TASK STATEMENT:
Your task is to write out exactly the lines from the line containing "Read out every word on this page." through the end of the records, inclusive at both ends.

RAW RECORDS:
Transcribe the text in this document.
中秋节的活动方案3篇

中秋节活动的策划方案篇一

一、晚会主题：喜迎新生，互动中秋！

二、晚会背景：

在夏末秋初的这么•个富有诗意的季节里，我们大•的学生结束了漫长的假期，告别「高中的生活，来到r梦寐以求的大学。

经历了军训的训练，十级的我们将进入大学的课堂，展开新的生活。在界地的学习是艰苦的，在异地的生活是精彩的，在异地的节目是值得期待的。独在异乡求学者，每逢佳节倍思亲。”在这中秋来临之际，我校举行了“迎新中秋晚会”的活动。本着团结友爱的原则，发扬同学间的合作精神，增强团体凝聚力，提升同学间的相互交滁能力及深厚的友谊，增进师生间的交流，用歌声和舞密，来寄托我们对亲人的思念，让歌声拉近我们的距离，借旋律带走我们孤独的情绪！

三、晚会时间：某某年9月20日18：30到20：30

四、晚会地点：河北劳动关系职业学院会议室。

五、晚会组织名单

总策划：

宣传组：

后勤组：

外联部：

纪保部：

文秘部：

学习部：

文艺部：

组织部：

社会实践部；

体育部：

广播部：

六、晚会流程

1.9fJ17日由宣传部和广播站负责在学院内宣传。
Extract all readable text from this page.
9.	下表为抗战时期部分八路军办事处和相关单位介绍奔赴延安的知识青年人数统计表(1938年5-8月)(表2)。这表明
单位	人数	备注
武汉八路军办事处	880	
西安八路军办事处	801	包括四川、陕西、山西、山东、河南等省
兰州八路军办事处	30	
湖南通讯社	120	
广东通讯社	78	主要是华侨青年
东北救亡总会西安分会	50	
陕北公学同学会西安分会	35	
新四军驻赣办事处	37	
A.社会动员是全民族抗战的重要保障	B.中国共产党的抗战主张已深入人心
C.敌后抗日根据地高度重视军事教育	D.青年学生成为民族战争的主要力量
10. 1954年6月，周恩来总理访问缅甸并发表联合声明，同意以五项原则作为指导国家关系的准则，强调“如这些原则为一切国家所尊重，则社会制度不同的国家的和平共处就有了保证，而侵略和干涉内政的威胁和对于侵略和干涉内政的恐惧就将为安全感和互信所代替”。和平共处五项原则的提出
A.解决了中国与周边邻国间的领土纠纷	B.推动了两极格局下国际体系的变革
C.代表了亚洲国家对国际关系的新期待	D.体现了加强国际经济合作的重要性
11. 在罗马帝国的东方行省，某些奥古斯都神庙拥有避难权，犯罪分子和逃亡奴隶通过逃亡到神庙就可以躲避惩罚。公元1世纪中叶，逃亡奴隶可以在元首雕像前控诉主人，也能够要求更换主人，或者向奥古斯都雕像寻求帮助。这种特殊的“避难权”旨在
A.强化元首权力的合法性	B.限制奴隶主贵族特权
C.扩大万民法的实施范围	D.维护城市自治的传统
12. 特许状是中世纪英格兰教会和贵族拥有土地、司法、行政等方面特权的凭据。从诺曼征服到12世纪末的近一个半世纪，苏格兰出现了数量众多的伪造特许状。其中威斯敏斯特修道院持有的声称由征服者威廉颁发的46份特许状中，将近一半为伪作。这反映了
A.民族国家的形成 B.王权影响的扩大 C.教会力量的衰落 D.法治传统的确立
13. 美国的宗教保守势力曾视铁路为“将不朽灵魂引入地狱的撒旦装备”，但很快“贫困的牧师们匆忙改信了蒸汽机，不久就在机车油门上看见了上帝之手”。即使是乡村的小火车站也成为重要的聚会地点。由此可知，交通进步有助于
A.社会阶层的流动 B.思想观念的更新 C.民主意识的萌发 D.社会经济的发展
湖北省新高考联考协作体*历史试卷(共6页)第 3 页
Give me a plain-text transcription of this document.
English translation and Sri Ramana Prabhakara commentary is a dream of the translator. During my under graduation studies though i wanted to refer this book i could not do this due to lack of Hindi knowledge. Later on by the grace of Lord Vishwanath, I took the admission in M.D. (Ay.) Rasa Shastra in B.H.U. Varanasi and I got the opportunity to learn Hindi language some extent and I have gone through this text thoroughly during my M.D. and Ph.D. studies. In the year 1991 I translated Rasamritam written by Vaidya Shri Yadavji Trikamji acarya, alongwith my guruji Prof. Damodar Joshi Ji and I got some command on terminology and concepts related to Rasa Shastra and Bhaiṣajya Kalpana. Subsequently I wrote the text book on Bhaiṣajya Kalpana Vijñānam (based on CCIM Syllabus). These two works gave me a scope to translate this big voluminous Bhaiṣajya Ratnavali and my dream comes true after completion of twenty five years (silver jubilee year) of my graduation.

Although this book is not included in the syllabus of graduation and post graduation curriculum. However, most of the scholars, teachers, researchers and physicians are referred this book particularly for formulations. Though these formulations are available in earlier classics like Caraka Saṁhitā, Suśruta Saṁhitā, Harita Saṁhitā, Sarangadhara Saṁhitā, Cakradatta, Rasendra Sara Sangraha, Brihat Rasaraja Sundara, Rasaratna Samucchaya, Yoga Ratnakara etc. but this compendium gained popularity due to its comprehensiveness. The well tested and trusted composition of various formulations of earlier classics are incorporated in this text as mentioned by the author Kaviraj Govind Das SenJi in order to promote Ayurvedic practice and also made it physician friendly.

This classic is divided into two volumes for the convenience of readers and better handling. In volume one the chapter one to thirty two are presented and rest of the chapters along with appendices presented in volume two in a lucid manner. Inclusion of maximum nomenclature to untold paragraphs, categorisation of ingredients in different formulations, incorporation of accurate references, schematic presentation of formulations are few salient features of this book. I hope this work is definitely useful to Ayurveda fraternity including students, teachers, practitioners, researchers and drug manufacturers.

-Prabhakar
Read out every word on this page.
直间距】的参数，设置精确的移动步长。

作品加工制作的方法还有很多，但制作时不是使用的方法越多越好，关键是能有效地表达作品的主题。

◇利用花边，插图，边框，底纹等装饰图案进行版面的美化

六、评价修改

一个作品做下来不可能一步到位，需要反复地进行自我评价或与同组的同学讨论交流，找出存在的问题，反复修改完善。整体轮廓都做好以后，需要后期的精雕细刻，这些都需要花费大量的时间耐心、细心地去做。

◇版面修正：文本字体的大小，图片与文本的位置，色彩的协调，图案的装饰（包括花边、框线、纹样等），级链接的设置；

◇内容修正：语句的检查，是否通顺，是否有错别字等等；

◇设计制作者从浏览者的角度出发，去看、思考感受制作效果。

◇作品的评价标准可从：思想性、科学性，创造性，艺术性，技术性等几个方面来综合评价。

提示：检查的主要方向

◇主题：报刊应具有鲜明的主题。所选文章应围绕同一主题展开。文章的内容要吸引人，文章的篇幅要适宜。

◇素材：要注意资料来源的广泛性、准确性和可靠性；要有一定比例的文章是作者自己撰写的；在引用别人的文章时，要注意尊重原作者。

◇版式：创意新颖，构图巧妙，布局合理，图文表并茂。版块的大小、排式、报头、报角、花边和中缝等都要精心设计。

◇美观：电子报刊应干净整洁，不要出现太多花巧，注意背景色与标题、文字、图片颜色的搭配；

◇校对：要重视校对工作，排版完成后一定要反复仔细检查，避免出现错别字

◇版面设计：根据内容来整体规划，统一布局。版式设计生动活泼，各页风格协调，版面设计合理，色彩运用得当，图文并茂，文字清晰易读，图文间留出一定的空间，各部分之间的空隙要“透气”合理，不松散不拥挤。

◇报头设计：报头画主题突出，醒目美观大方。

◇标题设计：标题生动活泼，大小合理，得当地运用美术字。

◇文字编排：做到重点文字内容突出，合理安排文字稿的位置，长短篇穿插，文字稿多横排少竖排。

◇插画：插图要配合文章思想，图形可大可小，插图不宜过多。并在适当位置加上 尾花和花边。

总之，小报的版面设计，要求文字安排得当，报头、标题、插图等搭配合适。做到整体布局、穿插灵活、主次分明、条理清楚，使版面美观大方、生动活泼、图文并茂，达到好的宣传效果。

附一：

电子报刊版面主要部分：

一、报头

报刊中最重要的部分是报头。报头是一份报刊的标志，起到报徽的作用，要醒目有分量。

COMPLETED TASK:
Read out every word on this page.
直间距】的参数，设置精确的移动步长。

作品加工制作的方法还有很多，但制作时不是使用的方法越多越好，关键是能有效地表达作品的主题。

◇利用花边，插图，边框，底纹等装饰图案进行版面的美化

六、评价修改

一个作品做下来不可能一步到位，需要反复地进行自我评价或与同组的同学讨论交流，找出存在的问题，反复修改完善。整体轮廓都做好以后，需要后期的精雕细刻，这些都需要花费大量的时间耐心、细心地去做。

◇版面修正：文本字体的大小，图片与文本的位置，色彩的协调，图案的装饰（包括花边、框线、纹样等），级链接的设置；

◇内容修正：语句的检查，是否通顺，是否有错别字等等；

◇设计制作者从浏览者的角度出发，去看、思考感受制作效果。

◇作品的评价标准可从：思想性、科学性，创造性，艺术性，技术性等几个方面来综合评价。

提示：检查的主要方向

◇主题：报刊应具有鲜明的主题。所选文章应围绕同一主题展开。文章的内容要吸引人，文章的篇幅要适宜。

◇素材：要注意资料来源的广泛性、准确性和可靠性；要有一定比例的文章是作者自己撰写的；在引用别人的文章时，要注意尊重原作者。

◇版式：创意新颖，构图巧妙，布局合理，图文表并茂。版块的大小、排式、报头、报角、花边和中缝等都要精心设计。

◇美观：电子报刊应干净整洁，不要出现太多花巧，注意背景色与标题、文字、图片颜色的搭配；

◇校对：要重视校对工作，排版完成后一定要反复仔细检查，避免出现错别字

◇版面设计：根据内容来整体规划，统一布局。版式设计生动活泼，各页风格协调，版面设计合理，色彩运用得当，图文并茂，文字清晰易读，图文间留出一定的空间，各部分之间的空隙要“透气”合理，不松散不拥挤。

◇报头设计：报头画主题突出，醒目美观大方。

◇标题设计：标题生动活泼，大小合理，得当地运用美术字。

◇文字编排：做到重点文字内容突出，合理安排文字稿的位置，长短篇穿插，文字稿多横排少竖排。

◇插画：插图要配合文章思想，图形可大可小，插图不宜过多。并在适当位置加上 尾花和花边。

总之，小报的版面设计，要求文字安排得当，报头、标题、插图等搭配合适。做到整体布局、穿插灵活、主次分明、条理清楚，使版面美观大方、生动活泼、图文并茂，达到好的宣传效果。

附一：

电子报刊版面主要部分：

一、报头

报刊中最重要的部分是报头。报头是一份报刊的标志，起到报徽的作用，要醒目有分量。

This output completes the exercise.